__A tarefa__. Edite todos os registros substituindo "bbox" por "caixa", sem alterar mais nada. Deixe as imagens fora da resposta.

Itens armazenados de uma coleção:
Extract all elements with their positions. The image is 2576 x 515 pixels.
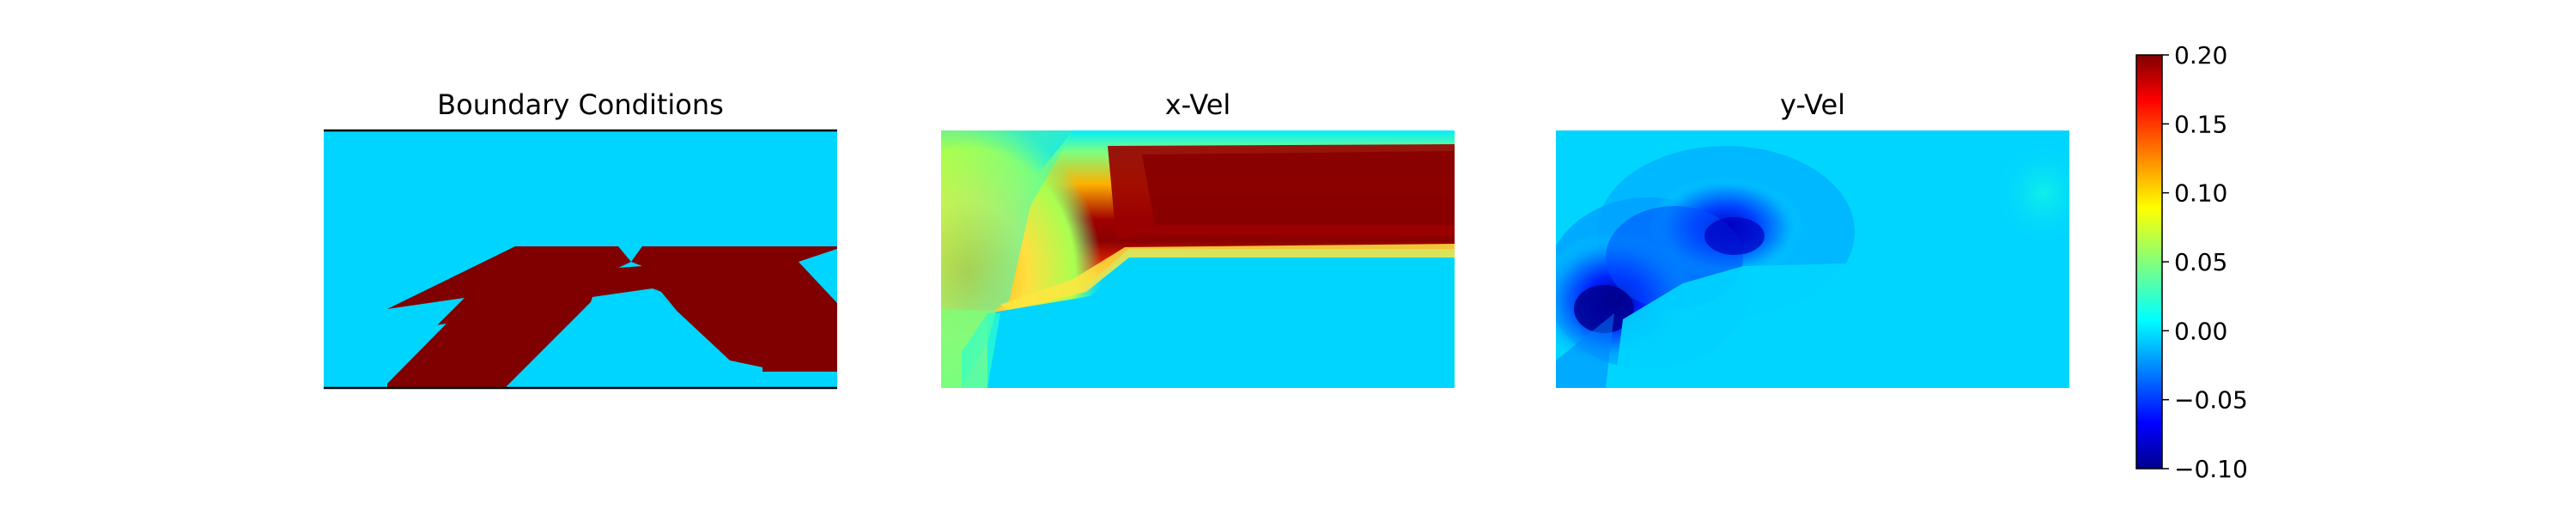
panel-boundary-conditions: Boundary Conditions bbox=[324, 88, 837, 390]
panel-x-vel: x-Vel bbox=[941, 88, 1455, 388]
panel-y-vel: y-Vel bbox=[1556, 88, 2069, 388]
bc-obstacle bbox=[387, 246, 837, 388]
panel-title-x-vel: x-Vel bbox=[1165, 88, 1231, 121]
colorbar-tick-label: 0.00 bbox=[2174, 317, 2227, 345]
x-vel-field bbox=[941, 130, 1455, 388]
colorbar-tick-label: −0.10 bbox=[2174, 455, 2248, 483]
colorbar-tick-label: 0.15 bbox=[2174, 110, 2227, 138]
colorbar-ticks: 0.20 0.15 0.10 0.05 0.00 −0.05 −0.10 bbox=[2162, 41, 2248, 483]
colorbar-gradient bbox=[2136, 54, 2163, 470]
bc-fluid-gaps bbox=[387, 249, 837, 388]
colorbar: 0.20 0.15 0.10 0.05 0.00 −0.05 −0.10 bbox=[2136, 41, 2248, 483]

__Resposta correta__.
Extract all elements with their positions. The image is 2576 x 515 pixels.
panel-boundary-conditions: Boundary Conditions caixa=[324, 88, 837, 390]
panel-x-vel: x-Vel caixa=[941, 88, 1455, 388]
panel-y-vel: y-Vel caixa=[1556, 88, 2069, 388]
bc-obstacle caixa=[387, 246, 837, 388]
panel-title-x-vel: x-Vel caixa=[1165, 88, 1231, 121]
colorbar-tick-label: 0.00 caixa=[2174, 317, 2227, 345]
x-vel-field caixa=[941, 130, 1455, 388]
colorbar-tick-label: −0.10 caixa=[2174, 455, 2248, 483]
colorbar-tick-label: 0.15 caixa=[2174, 110, 2227, 138]
colorbar-ticks: 0.20 0.15 0.10 0.05 0.00 −0.05 −0.10 caixa=[2162, 41, 2248, 483]
colorbar-gradient caixa=[2136, 54, 2163, 470]
bc-fluid-gaps caixa=[387, 249, 837, 388]
colorbar: 0.20 0.15 0.10 0.05 0.00 −0.05 −0.10 caixa=[2136, 41, 2248, 483]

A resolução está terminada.